Given text:

-------------------------

# scales



## Kalne (Oct 25, 2007)

What scales do you have? I am shopping for a new one. Actually, I'm getting two. One that has a .005 oz resolution so I can get better accuracy on things for small batches of lotions or test soaps. And I want a new one for my regular soap making because my current one just doesn't have a large enough platform. But I'm not finding very large platforms in the 'affordable' price range (would really like to keep it under a hundred). If you weigh in stockpots or large buckets what kind of scale do you use? I'm trying to eliminate the need to weigh in one container then transfer to another. Maybe I just need to look further and spend more.


----------



## MiaBella Farm (Jul 22, 2008)

This is the one I have and I love it: 
http://www.oldwillknottscales.com/my-weigh-kd8000.aspx

I use it for my soaping and have even weighed newborn baby goats on it! :biggrin


----------



## Kalne (Oct 25, 2007)

Hmmmm, that's the one I have marked but the platform still isn't that large at less than 7" square. It is larger than what I have been using but the bottom of my medium stock pot is just over 10 inches. My large pot is almost 12".


----------



## MiaBella Farm (Jul 22, 2008)

When we use it to weigh kids, we put a copy paper box top on it, tare the scale, then put the kid in the box top...I would imagine you could do the samething with your stock pot...maybe even use a flat piece of cardboard???

I measure everything in smaller containers and pour into my soap bucket so it is not a problem for me...sorry...


----------



## Kalne (Oct 25, 2007)

Right now I do manage to balance my pot on what I have which is even smaller, but it does make reading the weight more difficult. But then mine isn't backlit like the KD8000 is. So you can still read the screen with something that large on top?


----------



## tmfinley (Feb 21, 2008)

I got my scale off Ebay but it is not large enough for you. I am also looking for a new scale that weighs to .1 or even better .01 grams. I will use 2. One for the big stuff and one for the little stuff. 

Tiffany


----------



## MiaBella Farm (Jul 22, 2008)

Kathy, yes, I can still see the display with the box on top of it.


----------



## [email protected] (Sep 18, 2008)

-------------------------

Required work:
1. Transcribe the part of the thread on scales from "I measure everything" to "large on top?".
2. Pick up the thread on scales at its last line and keep it going.
The material after this point comes from a different source.

Given material:
-------------------------

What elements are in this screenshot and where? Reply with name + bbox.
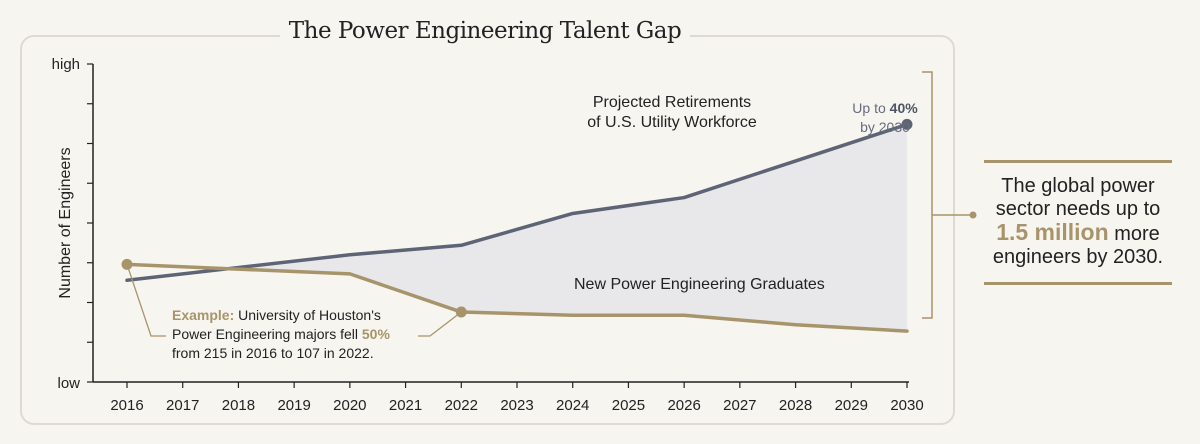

-------------------------

Per-task answers:
1.
I measure everything in smaller containers and pour into my soap bucket so it is not a problem for me...sorry...


----------



## Kalne (Oct 25, 2007)

Right now I do manage to balance my pot on what I have which is even smaller, but it does make reading the weight more difficult. But then mine isn't backlit like the KD8000 is. So you can still read the screen with something that large on top?

2.
This is the one I have and I LOOOOOOVE it: http://www.oldwillknottscales.com/my-weigh-ultraship35.aspx

Goes to 35# (YES-I've weighed baby goats in large boxes, rabbits, puppies,....)  and it has a remote display which is wayyyy kewl.


----------



## Kalne (Oct 25, 2007)

Hmmm, do you find the .1 and .2 ounce resolution to be accurate enough? It wouldn't be a big deal to refigure my formulas to be even ounces really. On my regular batches anyway, but not smaller test batches. It does have a nice sized platform. And I love that you can pull the display out. Hmmmm, more choices to think about.


----------



## MiaBella Farm (Jul 22, 2008)

Necie said:


> This is the one I have and I LOOOOOOVE it: http://www.oldwillknottscales.com/my-weigh-ultraship35.aspx
> 
> Goes to 35# (YES-I've weighed baby goats in large boxes, rabbits, puppies,....)  and it has a remote display which is wayyyy kewl.


Oh yea, that is a nice scale too!


----------



## catdance62 (Mar 2, 2009)

I got a little digital scale that reads grams and ounces. It is small though, but I haven't made any big batches of soap.


----------



## NubianSoaps.com (Oct 26, 2007)

OK, so why are you needing to weigh your big stock pot? Why not just use a smaller container then pour it into your larger stock pot? Like, I nuke my container of cocoa butter, then pour the melted part into a 2 gallon bucket on my scale which I have tared, then pour and scrape the cocoa butter into my bucket I soap in....then do the same for coconut oil etc....my soap bucket stays in the sink or ground when using my 5 gallon bucket. Are you using stock pots because you HP? Vicki


----------



## Kalne (Oct 25, 2007)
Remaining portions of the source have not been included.